begin

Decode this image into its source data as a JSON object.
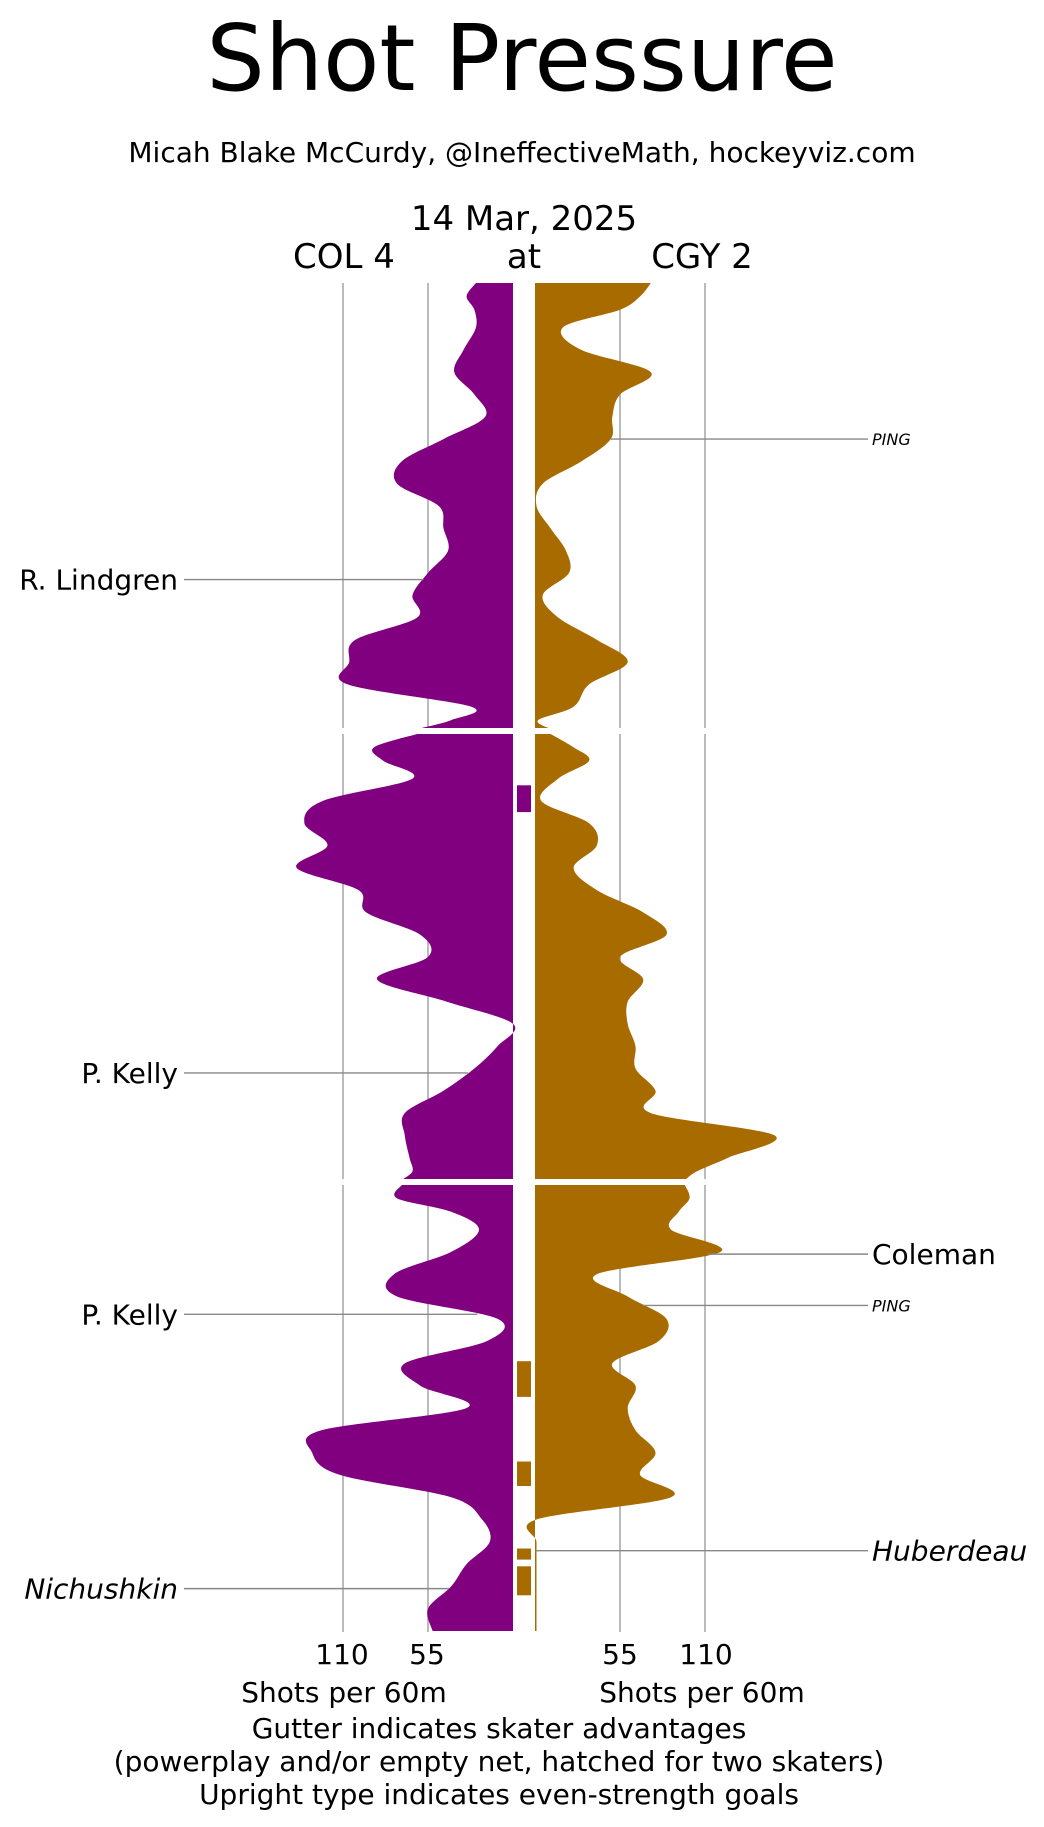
{
  "chart_data": {
    "type": "area",
    "title": "Shot Pressure",
    "subtitle": "Micah Blake McCurdy, @IneffectiveMath, hockeyviz.com",
    "date": "14 Mar, 2025",
    "away_label": "COL 4",
    "at_label": "at",
    "home_label": "CGY 2",
    "x_ticks": {
      "away": [
        "110",
        "55"
      ],
      "home": [
        "55",
        "110"
      ]
    },
    "x_tick_values": [
      55,
      110
    ],
    "x_axis_label": "Shots per 60m",
    "footer_lines": [
      "Gutter indicates skater advantages",
      "(powerplay and/or empty net, hatched for two skaters)",
      "Upright type indicates even-strength goals"
    ],
    "colors": {
      "COL": "#800080",
      "CGY": "#a86b00",
      "grid": "#aaaaaa"
    },
    "periods": 3,
    "period_minutes": 20,
    "series": [
      {
        "name": "COL 4",
        "side": "left",
        "minutes": [
          0,
          0.6,
          1.2,
          2,
          3,
          4,
          5,
          6,
          7,
          8,
          9,
          10,
          11,
          12,
          13,
          14,
          15,
          16,
          17,
          18,
          19,
          19.6,
          20,
          20.6,
          21.2,
          22,
          23,
          24,
          25,
          26,
          27,
          28,
          29,
          30,
          31,
          32,
          33,
          34,
          35,
          36,
          37,
          38,
          39,
          39.6,
          40,
          40.6,
          41.2,
          42,
          43,
          44,
          45,
          46,
          47,
          48,
          49,
          50,
          51,
          52,
          53,
          54,
          55,
          56,
          57,
          58,
          59,
          60
        ],
        "values": [
          24,
          30,
          25,
          24,
          32,
          38,
          25,
          18,
          45,
          72,
          75,
          48,
          45,
          42,
          55,
          65,
          62,
          102,
          106,
          107,
          27,
          40,
          62,
          90,
          84,
          65,
          123,
          135,
          120,
          140,
          100,
          95,
          60,
          55,
          88,
          43,
          0,
          10,
          25,
          45,
          70,
          70,
          67,
          65,
          72,
          75,
          40,
          22,
          40,
          77,
          75,
          10,
          17,
          70,
          60,
          30,
          124,
          130,
          112,
          40,
          20,
          15,
          30,
          40,
          55,
          52
        ]
      },
      {
        "name": "CGY 2",
        "side": "right",
        "minutes": [
          0,
          0.6,
          1.2,
          2,
          3,
          4,
          5,
          6,
          7,
          8,
          9,
          10,
          11,
          12,
          13,
          14,
          15,
          16,
          17,
          18,
          19,
          19.6,
          20,
          20.6,
          21.2,
          22,
          23,
          24,
          25,
          26,
          27,
          28,
          29,
          30,
          31,
          32,
          33,
          34,
          35,
          36,
          37,
          38,
          39,
          39.6,
          40,
          40.6,
          41.2,
          42,
          43,
          44,
          45,
          46,
          47,
          48,
          49,
          50,
          51,
          52,
          53,
          54,
          55,
          56,
          57,
          58,
          59,
          60
        ],
        "values": [
          75,
          68,
          55,
          18,
          30,
          75,
          55,
          50,
          49,
          30,
          5,
          1,
          10,
          20,
          22,
          5,
          15,
          40,
          60,
          35,
          25,
          2,
          10,
          25,
          35,
          15,
          4,
          35,
          40,
          25,
          40,
          70,
          85,
          55,
          70,
          60,
          60,
          65,
          65,
          78,
          75,
          155,
          125,
          105,
          97,
          100,
          93,
          88,
          120,
          40,
          60,
          85,
          80,
          50,
          65,
          60,
          65,
          78,
          68,
          88,
          1,
          1,
          1,
          1,
          1,
          1
        ]
      }
    ],
    "advantages": [
      {
        "team": "COL",
        "start_min": 22.3,
        "end_min": 23.5
      },
      {
        "team": "CGY",
        "start_min": 47.9,
        "end_min": 49.5
      },
      {
        "team": "CGY",
        "start_min": 52.4,
        "end_min": 53.5
      },
      {
        "team": "CGY",
        "start_min": 56.3,
        "end_min": 56.8
      },
      {
        "team": "CGY",
        "start_min": 57.1,
        "end_min": 58.4
      }
    ],
    "goals": [
      {
        "team": "CGY",
        "label": "PING",
        "minute": 7,
        "even_strength": false,
        "tag": "small"
      },
      {
        "team": "COL",
        "label": "R. Lindgren",
        "minute": 13.3,
        "even_strength": true,
        "tag": "regular"
      },
      {
        "team": "COL",
        "label": "P. Kelly",
        "minute": 35.2,
        "even_strength": true,
        "tag": "regular"
      },
      {
        "team": "CGY",
        "label": "Coleman",
        "minute": 43.1,
        "even_strength": true,
        "tag": "regular"
      },
      {
        "team": "CGY",
        "label": "PING",
        "minute": 45.4,
        "even_strength": false,
        "tag": "small"
      },
      {
        "team": "COL",
        "label": "P. Kelly",
        "minute": 45.8,
        "even_strength": true,
        "tag": "regular"
      },
      {
        "team": "CGY",
        "label": "Huberdeau",
        "minute": 56.4,
        "even_strength": false,
        "tag": "regular"
      },
      {
        "team": "COL",
        "label": "Nichushkin",
        "minute": 58.1,
        "even_strength": false,
        "tag": "regular"
      }
    ]
  }
}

end

_Work to be completed:_ Transcribe all of the records above character for character. Exclude the pictures.

_Solution:_
Decode this image into its source data as a JSON object.
{
  "chart_data": {
    "type": "area",
    "title": "Shot Pressure",
    "subtitle": "Micah Blake McCurdy, @IneffectiveMath, hockeyviz.com",
    "date": "14 Mar, 2025",
    "away_label": "COL 4",
    "at_label": "at",
    "home_label": "CGY 2",
    "x_ticks": {
      "away": [
        "110",
        "55"
      ],
      "home": [
        "55",
        "110"
      ]
    },
    "x_tick_values": [
      55,
      110
    ],
    "x_axis_label": "Shots per 60m",
    "footer_lines": [
      "Gutter indicates skater advantages",
      "(powerplay and/or empty net, hatched for two skaters)",
      "Upright type indicates even-strength goals"
    ],
    "colors": {
      "COL": "#800080",
      "CGY": "#a86b00",
      "grid": "#aaaaaa"
    },
    "periods": 3,
    "period_minutes": 20,
    "series": [
      {
        "name": "COL 4",
        "side": "left",
        "minutes": [
          0,
          0.6,
          1.2,
          2,
          3,
          4,
          5,
          6,
          7,
          8,
          9,
          10,
          11,
          12,
          13,
          14,
          15,
          16,
          17,
          18,
          19,
          19.6,
          20,
          20.6,
          21.2,
          22,
          23,
          24,
          25,
          26,
          27,
          28,
          29,
          30,
          31,
          32,
          33,
          34,
          35,
          36,
          37,
          38,
          39,
          39.6,
          40,
          40.6,
          41.2,
          42,
          43,
          44,
          45,
          46,
          47,
          48,
          49,
          50,
          51,
          52,
          53,
          54,
          55,
          56,
          57,
          58,
          59,
          60
        ],
        "values": [
          24,
          30,
          25,
          24,
          32,
          38,
          25,
          18,
          45,
          72,
          75,
          48,
          45,
          42,
          55,
          65,
          62,
          102,
          106,
          107,
          27,
          40,
          62,
          90,
          84,
          65,
          123,
          135,
          120,
          140,
          100,
          95,
          60,
          55,
          88,
          43,
          0,
          10,
          25,
          45,
          70,
          70,
          67,
          65,
          72,
          75,
          40,
          22,
          40,
          77,
          75,
          10,
          17,
          70,
          60,
          30,
          124,
          130,
          112,
          40,
          20,
          15,
          30,
          40,
          55,
          52
        ]
      },
      {
        "name": "CGY 2",
        "side": "right",
        "minutes": [
          0,
          0.6,
          1.2,
          2,
          3,
          4,
          5,
          6,
          7,
          8,
          9,
          10,
          11,
          12,
          13,
          14,
          15,
          16,
          17,
          18,
          19,
          19.6,
          20,
          20.6,
          21.2,
          22,
          23,
          24,
          25,
          26,
          27,
          28,
          29,
          30,
          31,
          32,
          33,
          34,
          35,
          36,
          37,
          38,
          39,
          39.6,
          40,
          40.6,
          41.2,
          42,
          43,
          44,
          45,
          46,
          47,
          48,
          49,
          50,
          51,
          52,
          53,
          54,
          55,
          56,
          57,
          58,
          59,
          60
        ],
        "values": [
          75,
          68,
          55,
          18,
          30,
          75,
          55,
          50,
          49,
          30,
          5,
          1,
          10,
          20,
          22,
          5,
          15,
          40,
          60,
          35,
          25,
          2,
          10,
          25,
          35,
          15,
          4,
          35,
          40,
          25,
          40,
          70,
          85,
          55,
          70,
          60,
          60,
          65,
          65,
          78,
          75,
          155,
          125,
          105,
          97,
          100,
          93,
          88,
          120,
          40,
          60,
          85,
          80,
          50,
          65,
          60,
          65,
          78,
          68,
          88,
          1,
          1,
          1,
          1,
          1,
          1
        ]
      }
    ],
    "advantages": [
      {
        "team": "COL",
        "start_min": 22.3,
        "end_min": 23.5
      },
      {
        "team": "CGY",
        "start_min": 47.9,
        "end_min": 49.5
      },
      {
        "team": "CGY",
        "start_min": 52.4,
        "end_min": 53.5
      },
      {
        "team": "CGY",
        "start_min": 56.3,
        "end_min": 56.8
      },
      {
        "team": "CGY",
        "start_min": 57.1,
        "end_min": 58.4
      }
    ],
    "goals": [
      {
        "team": "CGY",
        "label": "PING",
        "minute": 7,
        "even_strength": false,
        "tag": "small"
      },
      {
        "team": "COL",
        "label": "R. Lindgren",
        "minute": 13.3,
        "even_strength": true,
        "tag": "regular"
      },
      {
        "team": "COL",
        "label": "P. Kelly",
        "minute": 35.2,
        "even_strength": true,
        "tag": "regular"
      },
      {
        "team": "CGY",
        "label": "Coleman",
        "minute": 43.1,
        "even_strength": true,
        "tag": "regular"
      },
      {
        "team": "CGY",
        "label": "PING",
        "minute": 45.4,
        "even_strength": false,
        "tag": "small"
      },
      {
        "team": "COL",
        "label": "P. Kelly",
        "minute": 45.8,
        "even_strength": true,
        "tag": "regular"
      },
      {
        "team": "CGY",
        "label": "Huberdeau",
        "minute": 56.4,
        "even_strength": false,
        "tag": "regular"
      },
      {
        "team": "COL",
        "label": "Nichushkin",
        "minute": 58.1,
        "even_strength": false,
        "tag": "regular"
      }
    ]
  }
}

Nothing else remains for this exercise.